Dataset excerpts
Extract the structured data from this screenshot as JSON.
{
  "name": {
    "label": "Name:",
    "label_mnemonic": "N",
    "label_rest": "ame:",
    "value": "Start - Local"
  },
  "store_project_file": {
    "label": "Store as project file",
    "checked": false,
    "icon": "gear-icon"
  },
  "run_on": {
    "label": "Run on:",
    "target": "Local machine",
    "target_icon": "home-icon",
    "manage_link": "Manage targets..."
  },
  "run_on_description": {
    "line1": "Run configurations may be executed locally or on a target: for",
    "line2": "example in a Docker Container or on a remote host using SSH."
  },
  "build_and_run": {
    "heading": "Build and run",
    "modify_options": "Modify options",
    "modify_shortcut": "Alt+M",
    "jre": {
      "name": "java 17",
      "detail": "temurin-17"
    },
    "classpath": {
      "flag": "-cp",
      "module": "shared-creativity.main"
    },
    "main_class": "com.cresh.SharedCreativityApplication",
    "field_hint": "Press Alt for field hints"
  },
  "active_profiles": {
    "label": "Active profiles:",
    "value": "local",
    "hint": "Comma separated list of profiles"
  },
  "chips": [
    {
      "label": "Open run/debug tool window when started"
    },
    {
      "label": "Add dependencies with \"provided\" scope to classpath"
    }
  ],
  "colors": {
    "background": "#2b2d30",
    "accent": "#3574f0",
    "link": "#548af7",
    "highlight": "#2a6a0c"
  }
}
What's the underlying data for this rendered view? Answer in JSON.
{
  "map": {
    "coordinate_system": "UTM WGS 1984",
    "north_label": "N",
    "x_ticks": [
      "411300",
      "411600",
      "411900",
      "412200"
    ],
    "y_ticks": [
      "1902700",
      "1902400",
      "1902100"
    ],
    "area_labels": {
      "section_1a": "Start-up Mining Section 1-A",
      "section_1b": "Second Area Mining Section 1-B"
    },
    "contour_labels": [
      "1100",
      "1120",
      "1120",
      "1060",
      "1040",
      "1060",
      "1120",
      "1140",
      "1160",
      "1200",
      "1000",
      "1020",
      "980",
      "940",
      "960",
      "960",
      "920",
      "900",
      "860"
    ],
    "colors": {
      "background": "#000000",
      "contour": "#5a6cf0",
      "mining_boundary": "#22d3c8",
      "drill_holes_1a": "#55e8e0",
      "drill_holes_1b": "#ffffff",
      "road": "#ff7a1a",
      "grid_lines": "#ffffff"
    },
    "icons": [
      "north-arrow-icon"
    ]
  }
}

## SET EXERCISE:
Copy every record above exactly as it appears.

## ANSWER TO THE TASK:
Extract the structured data from this screenshot as JSON.
{
  "name": {
    "label": "Name:",
    "label_mnemonic": "N",
    "label_rest": "ame:",
    "value": "Start - Local"
  },
  "store_project_file": {
    "label": "Store as project file",
    "checked": false,
    "icon": "gear-icon"
  },
  "run_on": {
    "label": "Run on:",
    "target": "Local machine",
    "target_icon": "home-icon",
    "manage_link": "Manage targets..."
  },
  "run_on_description": {
    "line1": "Run configurations may be executed locally or on a target: for",
    "line2": "example in a Docker Container or on a remote host using SSH."
  },
  "build_and_run": {
    "heading": "Build and run",
    "modify_options": "Modify options",
    "modify_shortcut": "Alt+M",
    "jre": {
      "name": "java 17",
      "detail": "temurin-17"
    },
    "classpath": {
      "flag": "-cp",
      "module": "shared-creativity.main"
    },
    "main_class": "com.cresh.SharedCreativityApplication",
    "field_hint": "Press Alt for field hints"
  },
  "active_profiles": {
    "label": "Active profiles:",
    "value": "local",
    "hint": "Comma separated list of profiles"
  },
  "chips": [
    {
      "label": "Open run/debug tool window when started"
    },
    {
      "label": "Add dependencies with \"provided\" scope to classpath"
    }
  ],
  "colors": {
    "background": "#2b2d30",
    "accent": "#3574f0",
    "link": "#548af7",
    "highlight": "#2a6a0c"
  }
}
What's the underlying data for this rendered view? Answer in JSON.
{
  "map": {
    "coordinate_system": "UTM WGS 1984",
    "north_label": "N",
    "x_ticks": [
      "411300",
      "411600",
      "411900",
      "412200"
    ],
    "y_ticks": [
      "1902700",
      "1902400",
      "1902100"
    ],
    "area_labels": {
      "section_1a": "Start-up Mining Section 1-A",
      "section_1b": "Second Area Mining Section 1-B"
    },
    "contour_labels": [
      "1100",
      "1120",
      "1120",
      "1060",
      "1040",
      "1060",
      "1120",
      "1140",
      "1160",
      "1200",
      "1000",
      "1020",
      "980",
      "940",
      "960",
      "960",
      "920",
      "900",
      "860"
    ],
    "colors": {
      "background": "#000000",
      "contour": "#5a6cf0",
      "mining_boundary": "#22d3c8",
      "drill_holes_1a": "#55e8e0",
      "drill_holes_1b": "#ffffff",
      "road": "#ff7a1a",
      "grid_lines": "#ffffff"
    },
    "icons": [
      "north-arrow-icon"
    ]
  }
}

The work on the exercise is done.